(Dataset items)

┌──

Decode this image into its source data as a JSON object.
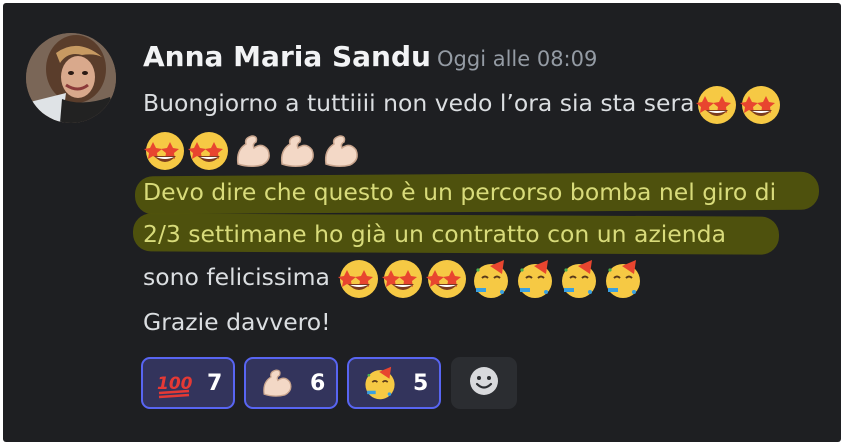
{
  "message": {
    "author": "Anna Maria Sandu",
    "timestamp": "Oggi alle 08:09",
    "line1": "Buongiorno a tuttiiii non vedo l’ora sia sta sera",
    "line3": "Devo dire che questo è un percorso bomba nel giro di",
    "line4": "2/3 settimane ho già un contratto con un azienda",
    "line5": "sono felicissima",
    "line6": "Grazie davvero!",
    "emojis_line1": [
      "star-struck",
      "star-struck"
    ],
    "emojis_line2": [
      "star-struck",
      "star-struck",
      "flexed-biceps",
      "flexed-biceps",
      "flexed-biceps"
    ],
    "emojis_line5": [
      "star-struck",
      "star-struck",
      "star-struck",
      "partying-face",
      "partying-face",
      "partying-face",
      "partying-face"
    ]
  },
  "reactions": [
    {
      "emoji": "hundred-points",
      "count": "7"
    },
    {
      "emoji": "flexed-biceps",
      "count": "6"
    },
    {
      "emoji": "partying-face",
      "count": "5"
    }
  ],
  "add_reaction": {
    "icon": "smiley-add-icon"
  },
  "colors": {
    "background": "#1e1f22",
    "text": "#dbdee1",
    "author": "#f2f3f5",
    "timestamp": "#949ba4",
    "reaction_bg": "#33345c",
    "reaction_border": "#5865f2",
    "highlight": "#51540d"
  }
}
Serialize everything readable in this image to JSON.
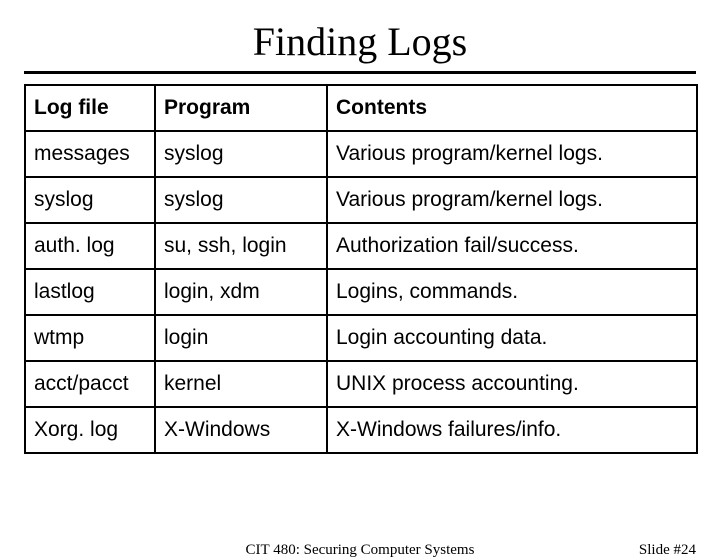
{
  "title": "Finding Logs",
  "table": {
    "headers": [
      "Log file",
      "Program",
      "Contents"
    ],
    "rows": [
      [
        "messages",
        "syslog",
        "Various program/kernel logs."
      ],
      [
        "syslog",
        "syslog",
        "Various program/kernel logs."
      ],
      [
        "auth. log",
        "su, ssh, login",
        "Authorization fail/success."
      ],
      [
        "lastlog",
        "login, xdm",
        "Logins, commands."
      ],
      [
        "wtmp",
        "login",
        "Login accounting data."
      ],
      [
        "acct/pacct",
        "kernel",
        "UNIX process accounting."
      ],
      [
        "Xorg. log",
        "X-Windows",
        "X-Windows failures/info."
      ]
    ]
  },
  "footer": {
    "course": "CIT 480: Securing Computer Systems",
    "slide": "Slide #24"
  }
}
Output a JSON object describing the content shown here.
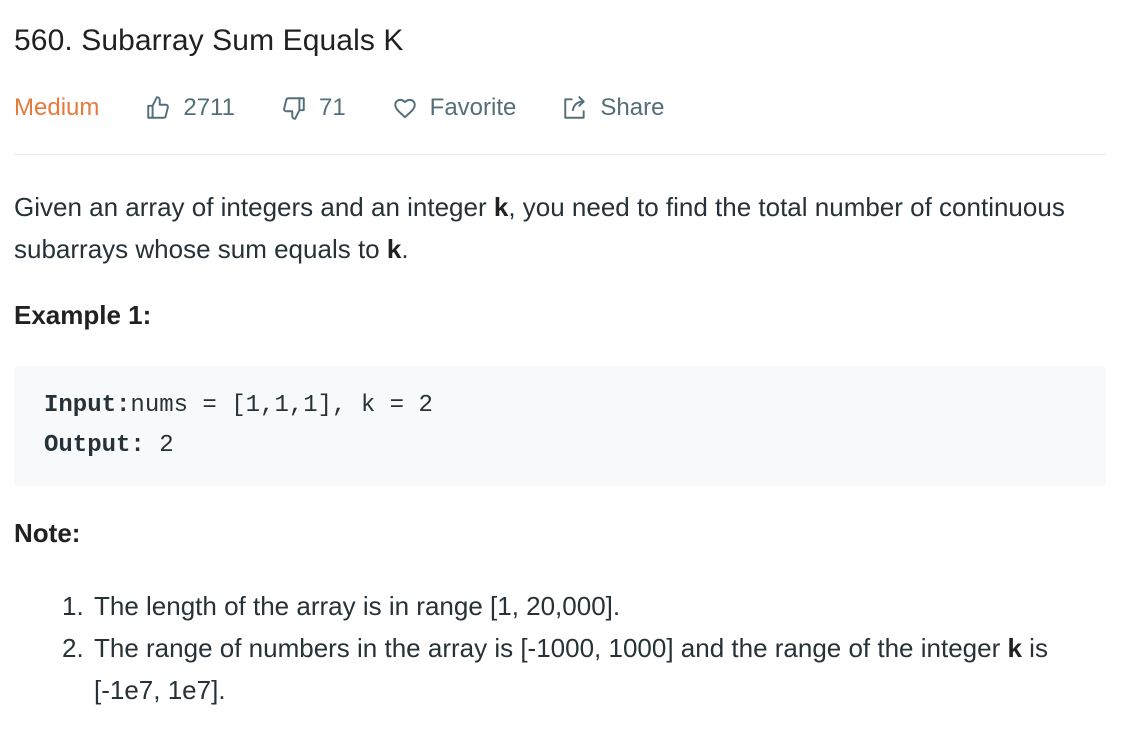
{
  "problem": {
    "title": "560. Subarray Sum Equals K",
    "difficulty": "Medium",
    "likes": "2711",
    "dislikes": "71",
    "favorite_label": "Favorite",
    "share_label": "Share"
  },
  "description": {
    "part1": "Given an array of integers and an integer ",
    "k1": "k",
    "part2": ", you need to find the total number of continuous subarrays whose sum equals to ",
    "k2": "k",
    "part3": "."
  },
  "example": {
    "title": "Example 1:",
    "input_label": "Input:",
    "input_value": "nums = [1,1,1], k = 2",
    "output_label": "Output:",
    "output_value": " 2"
  },
  "note": {
    "title": "Note:",
    "items": [
      {
        "num": "1.",
        "text_a": "The length of the array is in range [1, 20,000].",
        "k": "",
        "text_b": ""
      },
      {
        "num": "2.",
        "text_a": "The range of numbers in the array is [-1000, 1000] and the range of the integer ",
        "k": "k",
        "text_b": " is [-1e7, 1e7]."
      }
    ]
  },
  "colors": {
    "difficulty_medium": "#e67a3a",
    "meta_text": "#546e7a",
    "code_background": "#f7f9fa",
    "divider": "#e6e9eb"
  },
  "icons": {
    "likes": "thumbs-up-icon",
    "dislikes": "thumbs-down-icon",
    "favorite": "heart-icon",
    "share": "share-icon"
  }
}
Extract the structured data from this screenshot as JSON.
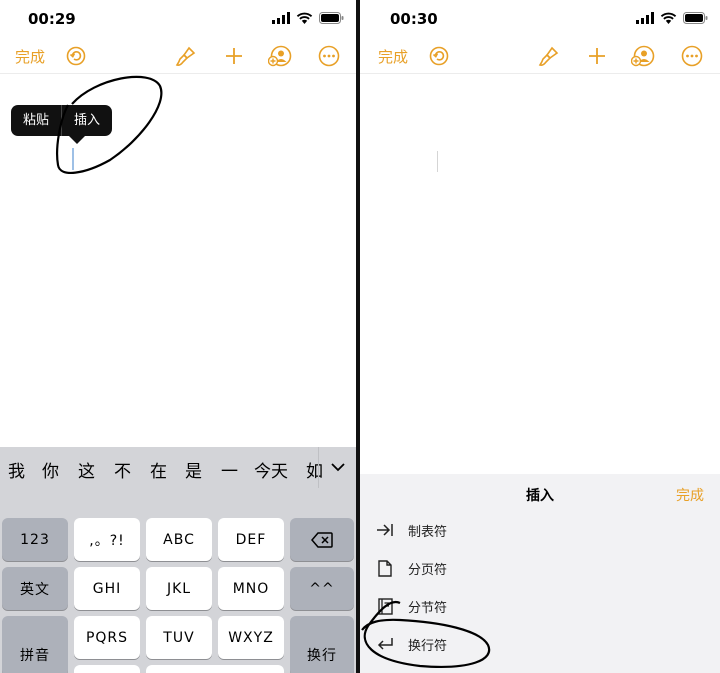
{
  "left": {
    "status": {
      "time": "00:29"
    },
    "toolbar": {
      "done_label": "完成"
    },
    "popup": {
      "paste_label": "粘贴",
      "insert_label": "插入"
    },
    "keyboard": {
      "candidates": [
        "我",
        "你",
        "这",
        "不",
        "在",
        "是",
        "一",
        "今天",
        "如"
      ],
      "keys": {
        "num": "123",
        "punct": ",。?!",
        "abc": "ABC",
        "def": "DEF",
        "eng": "英文",
        "ghi": "GHI",
        "jkl": "JKL",
        "mno": "MNO",
        "face": "^^",
        "pinyin": "拼音",
        "pqrs": "PQRS",
        "tuv": "TUV",
        "wxyz": "WXYZ",
        "enter": "换行"
      }
    }
  },
  "right": {
    "status": {
      "time": "00:30"
    },
    "toolbar": {
      "done_label": "完成"
    },
    "sheet": {
      "title": "插入",
      "done_label": "完成",
      "items": [
        {
          "label": "制表符",
          "icon": "tab-icon"
        },
        {
          "label": "分页符",
          "icon": "page-break-icon"
        },
        {
          "label": "分节符",
          "icon": "section-break-icon"
        },
        {
          "label": "换行符",
          "icon": "line-break-icon"
        }
      ]
    }
  },
  "colors": {
    "accent": "#e8a027",
    "keyboard_bg": "#d3d4d8",
    "popup_bg": "#111111"
  }
}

└──

Give the data above again in full and unchanged, skipping the pictures.

Decode this image into its source data as a JSON object.
{
  "message": {
    "author": "Anna Maria Sandu",
    "timestamp": "Oggi alle 08:09",
    "line1": "Buongiorno a tuttiiii non vedo l’ora sia sta sera",
    "line3": "Devo dire che questo è un percorso bomba nel giro di",
    "line4": "2/3 settimane ho già un contratto con un azienda",
    "line5": "sono felicissima",
    "line6": "Grazie davvero!",
    "emojis_line1": [
      "star-struck",
      "star-struck"
    ],
    "emojis_line2": [
      "star-struck",
      "star-struck",
      "flexed-biceps",
      "flexed-biceps",
      "flexed-biceps"
    ],
    "emojis_line5": [
      "star-struck",
      "star-struck",
      "star-struck",
      "partying-face",
      "partying-face",
      "partying-face",
      "partying-face"
    ]
  },
  "reactions": [
    {
      "emoji": "hundred-points",
      "count": "7"
    },
    {
      "emoji": "flexed-biceps",
      "count": "6"
    },
    {
      "emoji": "partying-face",
      "count": "5"
    }
  ],
  "add_reaction": {
    "icon": "smiley-add-icon"
  },
  "colors": {
    "background": "#1e1f22",
    "text": "#dbdee1",
    "author": "#f2f3f5",
    "timestamp": "#949ba4",
    "reaction_bg": "#33345c",
    "reaction_border": "#5865f2",
    "highlight": "#51540d"
  }
}
Serialize everything readable in this image to JSON.
{
  "title": "Finding Logs",
  "table": {
    "headers": [
      "Log file",
      "Program",
      "Contents"
    ],
    "rows": [
      [
        "messages",
        "syslog",
        "Various program/kernel logs."
      ],
      [
        "syslog",
        "syslog",
        "Various program/kernel logs."
      ],
      [
        "auth. log",
        "su, ssh, login",
        "Authorization fail/success."
      ],
      [
        "lastlog",
        "login, xdm",
        "Logins, commands."
      ],
      [
        "wtmp",
        "login",
        "Login accounting data."
      ],
      [
        "acct/pacct",
        "kernel",
        "UNIX process accounting."
      ],
      [
        "Xorg. log",
        "X-Windows",
        "X-Windows failures/info."
      ]
    ]
  },
  "footer": {
    "course": "CIT 480: Securing Computer Systems",
    "slide": "Slide #24"
  }
}
Output a JSON object describing the content shown here.
{
  "problem": {
    "title": "560. Subarray Sum Equals K",
    "difficulty": "Medium",
    "likes": "2711",
    "dislikes": "71",
    "favorite_label": "Favorite",
    "share_label": "Share"
  },
  "description": {
    "part1": "Given an array of integers and an integer ",
    "k1": "k",
    "part2": ", you need to find the total number of continuous subarrays whose sum equals to ",
    "k2": "k",
    "part3": "."
  },
  "example": {
    "title": "Example 1:",
    "input_label": "Input:",
    "input_value": "nums = [1,1,1], k = 2",
    "output_label": "Output:",
    "output_value": " 2"
  },
  "note": {
    "title": "Note:",
    "items": [
      {
        "num": "1.",
        "text_a": "The length of the array is in range [1, 20,000].",
        "k": "",
        "text_b": ""
      },
      {
        "num": "2.",
        "text_a": "The range of numbers in the array is [-1000, 1000] and the range of the integer ",
        "k": "k",
        "text_b": " is [-1e7, 1e7]."
      }
    ]
  },
  "colors": {
    "difficulty_medium": "#e67a3a",
    "meta_text": "#546e7a",
    "code_background": "#f7f9fa",
    "divider": "#e6e9eb"
  },
  "icons": {
    "likes": "thumbs-up-icon",
    "dislikes": "thumbs-down-icon",
    "favorite": "heart-icon",
    "share": "share-icon"
  }
}
Extract the structured data from this screenshot as JSON.
{
  "left": {
    "status": {
      "time": "00:29"
    },
    "toolbar": {
      "done_label": "完成"
    },
    "popup": {
      "paste_label": "粘贴",
      "insert_label": "插入"
    },
    "keyboard": {
      "candidates": [
        "我",
        "你",
        "这",
        "不",
        "在",
        "是",
        "一",
        "今天",
        "如"
      ],
      "keys": {
        "num": "123",
        "punct": ",。?!",
        "abc": "ABC",
        "def": "DEF",
        "eng": "英文",
        "ghi": "GHI",
        "jkl": "JKL",
        "mno": "MNO",
        "face": "^^",
        "pinyin": "拼音",
        "pqrs": "PQRS",
        "tuv": "TUV",
        "wxyz": "WXYZ",
        "enter": "换行"
      }
    }
  },
  "right": {
    "status": {
      "time": "00:30"
    },
    "toolbar": {
      "done_label": "完成"
    },
    "sheet": {
      "title": "插入",
      "done_label": "完成",
      "items": [
        {
          "label": "制表符",
          "icon": "tab-icon"
        },
        {
          "label": "分页符",
          "icon": "page-break-icon"
        },
        {
          "label": "分节符",
          "icon": "section-break-icon"
        },
        {
          "label": "换行符",
          "icon": "line-break-icon"
        }
      ]
    }
  },
  "colors": {
    "accent": "#e8a027",
    "keyboard_bg": "#d3d4d8",
    "popup_bg": "#111111"
  }
}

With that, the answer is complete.